(Figure record extracts)

^^^^^^^^^^^^^^^^

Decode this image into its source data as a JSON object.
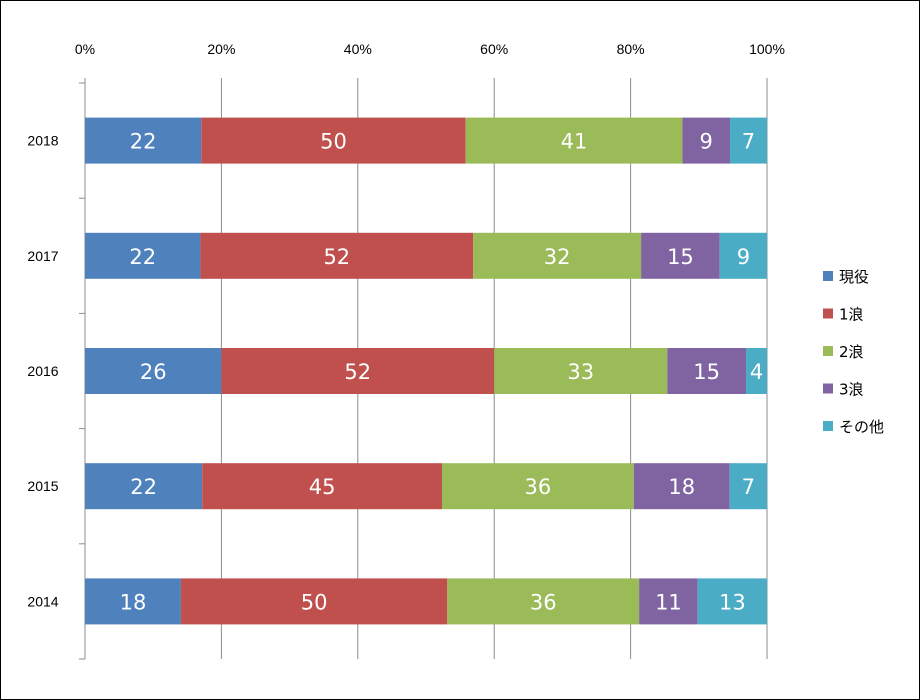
{
  "chart_data": {
    "type": "bar",
    "orientation": "horizontal",
    "stacked": "percent",
    "categories": [
      "2018",
      "2017",
      "2016",
      "2015",
      "2014"
    ],
    "x_ticks": [
      "0%",
      "20%",
      "40%",
      "60%",
      "80%",
      "100%"
    ],
    "xlim": [
      0,
      100
    ],
    "grid": true,
    "legend_position": "right",
    "series": [
      {
        "name": "現役",
        "color": "#4F81BD",
        "values": [
          22,
          22,
          26,
          22,
          18
        ]
      },
      {
        "name": "1浪",
        "color": "#C0504D",
        "values": [
          50,
          52,
          52,
          45,
          50
        ]
      },
      {
        "name": "2浪",
        "color": "#9BBB59",
        "values": [
          41,
          32,
          33,
          36,
          36
        ]
      },
      {
        "name": "3浪",
        "color": "#8064A2",
        "values": [
          9,
          15,
          15,
          18,
          11
        ]
      },
      {
        "name": "その他",
        "color": "#4BACC6",
        "values": [
          7,
          9,
          4,
          7,
          13
        ]
      }
    ]
  }
}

^^^^^^^^^^^^^^^^

- Short task:
Give back each entry exactly as it appears, with no pictures.

- Task solution:
Decode this image into its source data as a JSON object.
{
  "chart_data": {
    "type": "bar",
    "orientation": "horizontal",
    "stacked": "percent",
    "categories": [
      "2018",
      "2017",
      "2016",
      "2015",
      "2014"
    ],
    "x_ticks": [
      "0%",
      "20%",
      "40%",
      "60%",
      "80%",
      "100%"
    ],
    "xlim": [
      0,
      100
    ],
    "grid": true,
    "legend_position": "right",
    "series": [
      {
        "name": "現役",
        "color": "#4F81BD",
        "values": [
          22,
          22,
          26,
          22,
          18
        ]
      },
      {
        "name": "1浪",
        "color": "#C0504D",
        "values": [
          50,
          52,
          52,
          45,
          50
        ]
      },
      {
        "name": "2浪",
        "color": "#9BBB59",
        "values": [
          41,
          32,
          33,
          36,
          36
        ]
      },
      {
        "name": "3浪",
        "color": "#8064A2",
        "values": [
          9,
          15,
          15,
          18,
          11
        ]
      },
      {
        "name": "その他",
        "color": "#4BACC6",
        "values": [
          7,
          9,
          4,
          7,
          13
        ]
      }
    ]
  }
}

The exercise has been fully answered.